The task: Your task is to transcribe all of the records exactly and leave out the pictures.

Source records
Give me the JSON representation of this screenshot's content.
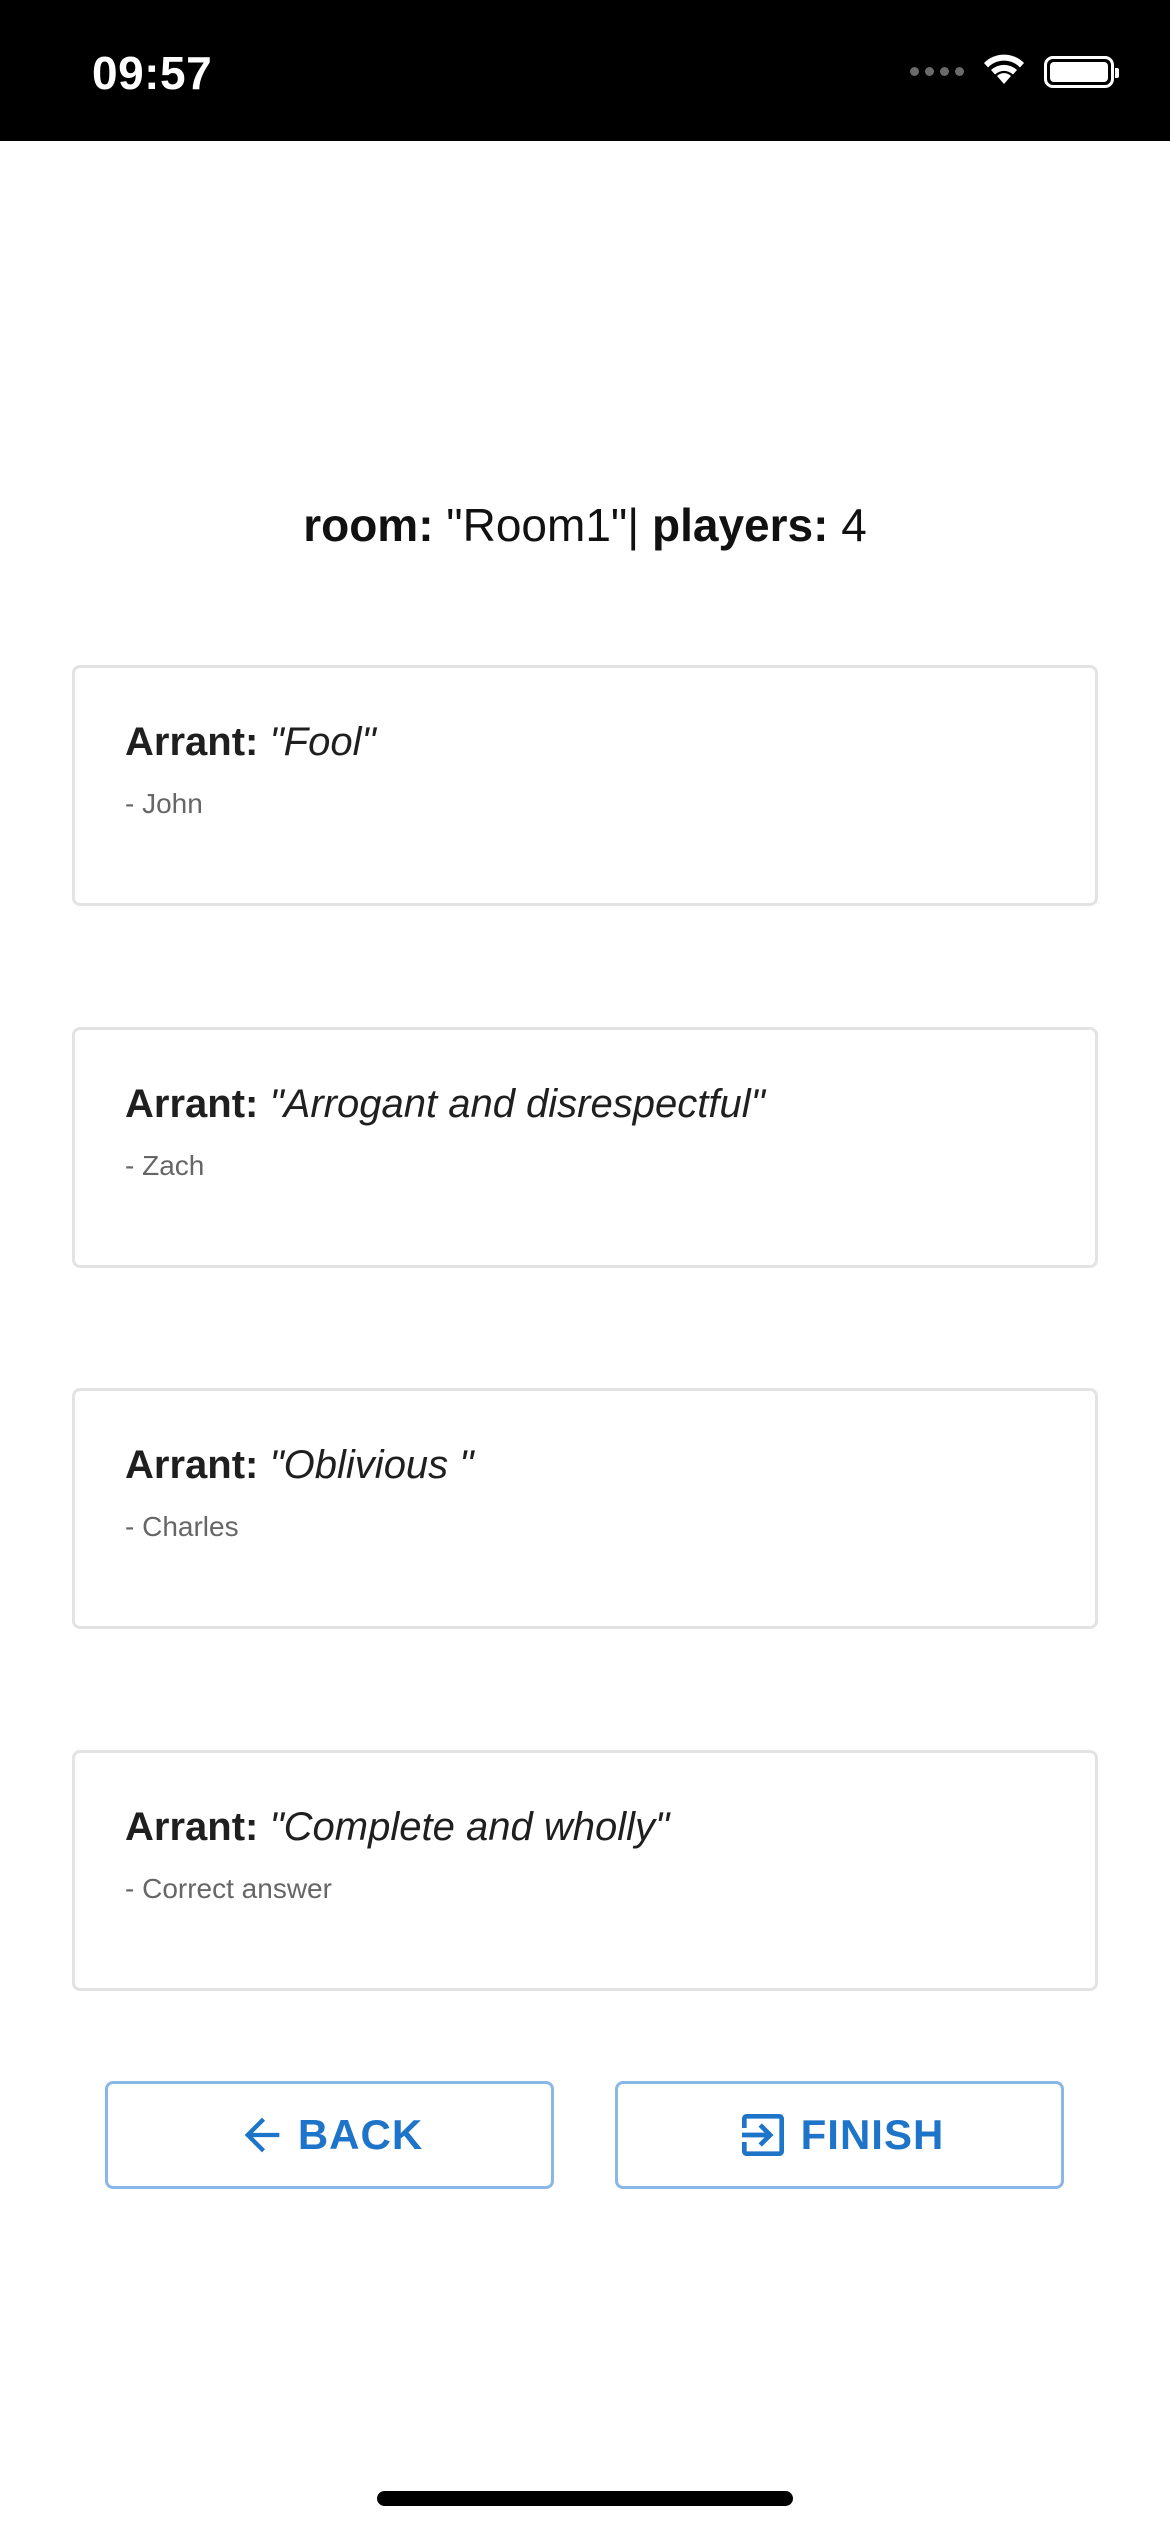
{
  "status_bar": {
    "time": "09:57",
    "icons": [
      "signal-dots-icon",
      "wifi-icon",
      "battery-icon"
    ]
  },
  "header": {
    "room_label": "room:",
    "room_value": " \"Room1\"| ",
    "players_label": "players:",
    "players_value": " 4"
  },
  "answers": [
    {
      "word": "Arrant:",
      "definition": "\"Fool\"",
      "author": "- John"
    },
    {
      "word": "Arrant:",
      "definition": "\"Arrogant and disrespectful\"",
      "author": "- Zach"
    },
    {
      "word": "Arrant:",
      "definition": "\"Oblivious \"",
      "author": "- Charles"
    },
    {
      "word": "Arrant:",
      "definition": "\"Complete and wholly\"",
      "author": "- Correct answer"
    }
  ],
  "buttons": {
    "back": {
      "label": "BACK",
      "icon": "arrow-left-icon"
    },
    "finish": {
      "label": "FINISH",
      "icon": "exit-to-app-icon"
    }
  },
  "colors": {
    "accent": "#1e74c8",
    "button_border": "#8ab8e6",
    "card_border": "#e3e3e3",
    "status_bar_bg": "#000000"
  }
}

Correct output:
Give me the JSON representation of this screenshot's content.
{
  "status_bar": {
    "time": "09:57",
    "icons": [
      "signal-dots-icon",
      "wifi-icon",
      "battery-icon"
    ]
  },
  "header": {
    "room_label": "room:",
    "room_value": " \"Room1\"| ",
    "players_label": "players:",
    "players_value": " 4"
  },
  "answers": [
    {
      "word": "Arrant:",
      "definition": "\"Fool\"",
      "author": "- John"
    },
    {
      "word": "Arrant:",
      "definition": "\"Arrogant and disrespectful\"",
      "author": "- Zach"
    },
    {
      "word": "Arrant:",
      "definition": "\"Oblivious \"",
      "author": "- Charles"
    },
    {
      "word": "Arrant:",
      "definition": "\"Complete and wholly\"",
      "author": "- Correct answer"
    }
  ],
  "buttons": {
    "back": {
      "label": "BACK",
      "icon": "arrow-left-icon"
    },
    "finish": {
      "label": "FINISH",
      "icon": "exit-to-app-icon"
    }
  },
  "colors": {
    "accent": "#1e74c8",
    "button_border": "#8ab8e6",
    "card_border": "#e3e3e3",
    "status_bar_bg": "#000000"
  }
}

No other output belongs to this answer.